▶ **Dataset records**:
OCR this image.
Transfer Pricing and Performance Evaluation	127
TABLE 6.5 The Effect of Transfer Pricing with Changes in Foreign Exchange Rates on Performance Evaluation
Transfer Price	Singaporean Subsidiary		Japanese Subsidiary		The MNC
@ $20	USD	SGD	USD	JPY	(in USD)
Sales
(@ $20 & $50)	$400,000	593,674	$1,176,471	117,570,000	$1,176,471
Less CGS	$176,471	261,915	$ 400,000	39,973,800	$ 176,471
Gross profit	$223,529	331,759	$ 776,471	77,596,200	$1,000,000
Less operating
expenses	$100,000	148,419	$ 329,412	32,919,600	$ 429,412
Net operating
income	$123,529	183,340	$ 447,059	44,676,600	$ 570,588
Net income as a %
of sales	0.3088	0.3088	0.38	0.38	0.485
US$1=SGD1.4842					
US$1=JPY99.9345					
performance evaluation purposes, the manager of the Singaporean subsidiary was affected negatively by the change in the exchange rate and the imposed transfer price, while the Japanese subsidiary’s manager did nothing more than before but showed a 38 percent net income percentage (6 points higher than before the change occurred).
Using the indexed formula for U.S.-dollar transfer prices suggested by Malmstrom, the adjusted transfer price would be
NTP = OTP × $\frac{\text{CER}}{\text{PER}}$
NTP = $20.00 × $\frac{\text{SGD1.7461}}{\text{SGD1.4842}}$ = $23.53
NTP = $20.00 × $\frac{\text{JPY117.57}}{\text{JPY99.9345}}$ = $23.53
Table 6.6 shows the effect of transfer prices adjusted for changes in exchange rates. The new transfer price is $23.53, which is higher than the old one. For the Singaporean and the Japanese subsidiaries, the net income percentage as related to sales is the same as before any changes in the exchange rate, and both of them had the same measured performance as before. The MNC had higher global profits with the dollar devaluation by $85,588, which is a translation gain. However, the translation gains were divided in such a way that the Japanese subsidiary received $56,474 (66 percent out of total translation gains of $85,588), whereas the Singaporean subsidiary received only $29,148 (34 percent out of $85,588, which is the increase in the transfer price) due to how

▶ **Given exercise**: Exactly reproduce every line of the data above.

▶ **Expected output**:
OCR this image.
Transfer Pricing and Performance Evaluation	127
TABLE 6.5 The Effect of Transfer Pricing with Changes in Foreign Exchange Rates on Performance Evaluation
Transfer Price	Singaporean Subsidiary		Japanese Subsidiary		The MNC
@ $20	USD	SGD	USD	JPY	(in USD)
Sales
(@ $20 & $50)	$400,000	593,674	$1,176,471	117,570,000	$1,176,471
Less CGS	$176,471	261,915	$ 400,000	39,973,800	$ 176,471
Gross profit	$223,529	331,759	$ 776,471	77,596,200	$1,000,000
Less operating
expenses	$100,000	148,419	$ 329,412	32,919,600	$ 429,412
Net operating
income	$123,529	183,340	$ 447,059	44,676,600	$ 570,588
Net income as a %
of sales	0.3088	0.3088	0.38	0.38	0.485
US$1=SGD1.4842					
US$1=JPY99.9345					
performance evaluation purposes, the manager of the Singaporean subsidiary was affected negatively by the change in the exchange rate and the imposed transfer price, while the Japanese subsidiary’s manager did nothing more than before but showed a 38 percent net income percentage (6 points higher than before the change occurred).
Using the indexed formula for U.S.-dollar transfer prices suggested by Malmstrom, the adjusted transfer price would be
NTP = OTP × $\frac{\text{CER}}{\text{PER}}$
NTP = $20.00 × $\frac{\text{SGD1.7461}}{\text{SGD1.4842}}$ = $23.53
NTP = $20.00 × $\frac{\text{JPY117.57}}{\text{JPY99.9345}}$ = $23.53
Table 6.6 shows the effect of transfer prices adjusted for changes in exchange rates. The new transfer price is $23.53, which is higher than the old one. For the Singaporean and the Japanese subsidiaries, the net income percentage as related to sales is the same as before any changes in the exchange rate, and both of them had the same measured performance as before. The MNC had higher global profits with the dollar devaluation by $85,588, which is a translation gain. However, the translation gains were divided in such a way that the Japanese subsidiary received $56,474 (66 percent out of total translation gains of $85,588), whereas the Singaporean subsidiary received only $29,148 (34 percent out of $85,588, which is the increase in the transfer price) due to how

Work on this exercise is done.